1.1. Solar Flare Code (FLARE). Use this code to make event-level or routine reports of solar flares as observed with an optical telescope viewing at a wavelength of 6563A (Hydrogen-alpha).

Line 1 MANOP heading
Line 2 FLARE
Line 3 IIiii YMMDD 3//nn
Line 4 11111 qSJJJ GGggL QXXYY TIBcc GGggL 7AAAA GGggL 9NNNN FBBbb
Line 4a 22222 IBGgg 7AAAA ..... ..... 99999

Line 1 MANOP heading
Line 2 FLARE Data identifier, alphabetic character
Line 3 IIiii II -World Meteorological Organization block number
iii -World Meteorological Organization station number
YMMDD Y -Last digit of the year
MM -Number of the month
DD -Day of the month (corresponding to flare start time; see Note 1)
3//nn 3 -Numerical filler (3rd group)
// -Fillers
nn -Number of data lines in this message
Line 4 11111 Data line indicator (see Note 1)
qSJJJ q -Quality of the observation coded according to:
1-Very poor
2-Poor
3-Fair
4-Good
5-Excellent
S -Status of the report coded according to:
1-Preliminary estimate
2-Final report
3-Correction
4-Deletion
JJJ -Local flare serial number assigned independently by each observatory
(normally assigned sequentially by GMT day)

> _Task requirements_:
a – Answer these questions using the solar flare code description:
(i) At what wavelength does the optical telescope view the flares?
(ii) In the group 3//nn, what does nn represent?
(iii) Which digit codes a report status of "Correction"?
b – Reproduce the solar flare code description between "1.1. Solar Flare" and "of 6563A (Hydrogen-alpha).", inclusive.

Layout element entries
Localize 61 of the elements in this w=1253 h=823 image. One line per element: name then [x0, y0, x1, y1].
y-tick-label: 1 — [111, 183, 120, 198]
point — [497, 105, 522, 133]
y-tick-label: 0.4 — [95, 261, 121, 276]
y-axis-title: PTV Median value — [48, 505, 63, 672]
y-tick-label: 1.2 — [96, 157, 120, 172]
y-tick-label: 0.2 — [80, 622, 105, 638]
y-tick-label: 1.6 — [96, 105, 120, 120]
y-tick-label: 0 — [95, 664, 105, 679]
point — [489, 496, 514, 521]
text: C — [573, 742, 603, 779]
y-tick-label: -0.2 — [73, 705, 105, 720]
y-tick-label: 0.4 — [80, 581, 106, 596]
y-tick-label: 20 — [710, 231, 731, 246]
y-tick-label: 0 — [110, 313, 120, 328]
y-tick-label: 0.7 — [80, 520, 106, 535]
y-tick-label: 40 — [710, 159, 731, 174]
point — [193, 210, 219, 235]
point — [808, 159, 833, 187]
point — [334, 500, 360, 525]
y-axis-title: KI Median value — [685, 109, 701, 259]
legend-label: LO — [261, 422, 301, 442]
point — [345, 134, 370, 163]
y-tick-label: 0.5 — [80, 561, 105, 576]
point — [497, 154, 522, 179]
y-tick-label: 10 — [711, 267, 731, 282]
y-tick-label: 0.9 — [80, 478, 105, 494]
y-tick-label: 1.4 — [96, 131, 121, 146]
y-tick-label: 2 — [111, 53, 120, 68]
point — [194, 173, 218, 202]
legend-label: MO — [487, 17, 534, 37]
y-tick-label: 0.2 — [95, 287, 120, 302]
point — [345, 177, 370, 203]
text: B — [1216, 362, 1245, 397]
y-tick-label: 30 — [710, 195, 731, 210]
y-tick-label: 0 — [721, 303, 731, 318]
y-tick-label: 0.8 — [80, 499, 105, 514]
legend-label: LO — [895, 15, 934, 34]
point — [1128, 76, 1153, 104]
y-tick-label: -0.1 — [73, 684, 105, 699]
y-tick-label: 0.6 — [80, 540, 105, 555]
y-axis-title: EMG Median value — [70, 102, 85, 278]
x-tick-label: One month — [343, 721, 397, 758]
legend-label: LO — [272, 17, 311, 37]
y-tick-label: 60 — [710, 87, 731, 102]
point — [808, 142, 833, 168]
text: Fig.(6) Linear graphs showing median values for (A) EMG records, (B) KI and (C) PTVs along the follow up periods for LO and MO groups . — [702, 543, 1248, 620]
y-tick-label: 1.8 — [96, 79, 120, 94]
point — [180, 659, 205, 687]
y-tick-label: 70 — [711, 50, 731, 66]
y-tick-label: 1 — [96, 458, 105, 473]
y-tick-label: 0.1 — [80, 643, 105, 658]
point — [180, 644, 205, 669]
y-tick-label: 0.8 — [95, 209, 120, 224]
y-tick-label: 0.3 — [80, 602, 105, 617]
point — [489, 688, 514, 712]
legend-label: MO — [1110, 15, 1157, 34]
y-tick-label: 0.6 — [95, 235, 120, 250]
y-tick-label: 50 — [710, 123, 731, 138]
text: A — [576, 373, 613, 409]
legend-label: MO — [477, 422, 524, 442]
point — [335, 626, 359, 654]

> _Answers for this exercise_:
a –
(i) 6563A (Hydrogen-alpha)
(ii) The number of data lines in the message
(iii) 3

b –
1.1. Solar Flare Code (FLARE). Use this code to make event-level or routine reports of solar flares as observed with an optical telescope viewing at a wavelength of 6563A (Hydrogen-alpha).